◆ What needs to be done
Beneath this sentence is a set of records; write each of them out exactly.

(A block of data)
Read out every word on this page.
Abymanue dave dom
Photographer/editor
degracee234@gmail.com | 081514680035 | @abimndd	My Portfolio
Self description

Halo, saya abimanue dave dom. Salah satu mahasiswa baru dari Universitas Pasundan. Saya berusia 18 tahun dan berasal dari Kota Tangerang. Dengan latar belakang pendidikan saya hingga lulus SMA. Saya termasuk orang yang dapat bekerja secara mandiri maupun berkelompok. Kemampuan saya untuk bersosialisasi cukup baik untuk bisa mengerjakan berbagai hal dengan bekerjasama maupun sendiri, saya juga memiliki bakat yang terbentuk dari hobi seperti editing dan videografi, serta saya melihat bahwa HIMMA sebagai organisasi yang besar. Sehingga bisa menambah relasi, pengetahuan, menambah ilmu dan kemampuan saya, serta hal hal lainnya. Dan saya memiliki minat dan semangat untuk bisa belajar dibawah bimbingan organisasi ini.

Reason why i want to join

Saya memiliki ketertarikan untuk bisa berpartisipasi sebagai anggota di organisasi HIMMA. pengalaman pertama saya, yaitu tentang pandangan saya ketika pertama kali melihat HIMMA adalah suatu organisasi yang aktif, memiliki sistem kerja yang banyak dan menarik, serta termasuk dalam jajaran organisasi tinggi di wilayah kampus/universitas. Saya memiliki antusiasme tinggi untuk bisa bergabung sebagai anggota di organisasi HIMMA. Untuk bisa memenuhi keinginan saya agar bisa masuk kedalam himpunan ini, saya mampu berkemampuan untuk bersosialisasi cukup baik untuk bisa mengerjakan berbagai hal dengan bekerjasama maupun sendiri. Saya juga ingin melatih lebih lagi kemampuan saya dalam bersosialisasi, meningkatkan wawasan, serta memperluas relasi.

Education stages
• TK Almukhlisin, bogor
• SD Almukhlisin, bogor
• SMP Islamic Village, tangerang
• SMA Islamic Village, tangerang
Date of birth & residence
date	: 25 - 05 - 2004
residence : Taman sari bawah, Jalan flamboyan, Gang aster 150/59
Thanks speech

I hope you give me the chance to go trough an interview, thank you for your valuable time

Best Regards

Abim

◆ Full response
Read out every word on this page.
Abymanue dave dom
Photographer/editor
degracee234@gmail.com | 081514680035 | @abimndd	My Portfolio
Self description

Halo, saya abimanue dave dom. Salah satu mahasiswa baru dari Universitas Pasundan. Saya berusia 18 tahun dan berasal dari Kota Tangerang. Dengan latar belakang pendidikan saya hingga lulus SMA. Saya termasuk orang yang dapat bekerja secara mandiri maupun berkelompok. Kemampuan saya untuk bersosialisasi cukup baik untuk bisa mengerjakan berbagai hal dengan bekerjasama maupun sendiri, saya juga memiliki bakat yang terbentuk dari hobi seperti editing dan videografi, serta saya melihat bahwa HIMMA sebagai organisasi yang besar. Sehingga bisa menambah relasi, pengetahuan, menambah ilmu dan kemampuan saya, serta hal hal lainnya. Dan saya memiliki minat dan semangat untuk bisa belajar dibawah bimbingan organisasi ini.

Reason why i want to join

Saya memiliki ketertarikan untuk bisa berpartisipasi sebagai anggota di organisasi HIMMA. pengalaman pertama saya, yaitu tentang pandangan saya ketika pertama kali melihat HIMMA adalah suatu organisasi yang aktif, memiliki sistem kerja yang banyak dan menarik, serta termasuk dalam jajaran organisasi tinggi di wilayah kampus/universitas. Saya memiliki antusiasme tinggi untuk bisa bergabung sebagai anggota di organisasi HIMMA. Untuk bisa memenuhi keinginan saya agar bisa masuk kedalam himpunan ini, saya mampu berkemampuan untuk bersosialisasi cukup baik untuk bisa mengerjakan berbagai hal dengan bekerjasama maupun sendiri. Saya juga ingin melatih lebih lagi kemampuan saya dalam bersosialisasi, meningkatkan wawasan, serta memperluas relasi.

Education stages
• TK Almukhlisin, bogor
• SD Almukhlisin, bogor
• SMP Islamic Village, tangerang
• SMA Islamic Village, tangerang
Date of birth & residence
date	: 25 - 05 - 2004
residence : Taman sari bawah, Jalan flamboyan, Gang aster 150/59
Thanks speech

I hope you give me the chance to go trough an interview, thank you for your valuable time

Best Regards

Abim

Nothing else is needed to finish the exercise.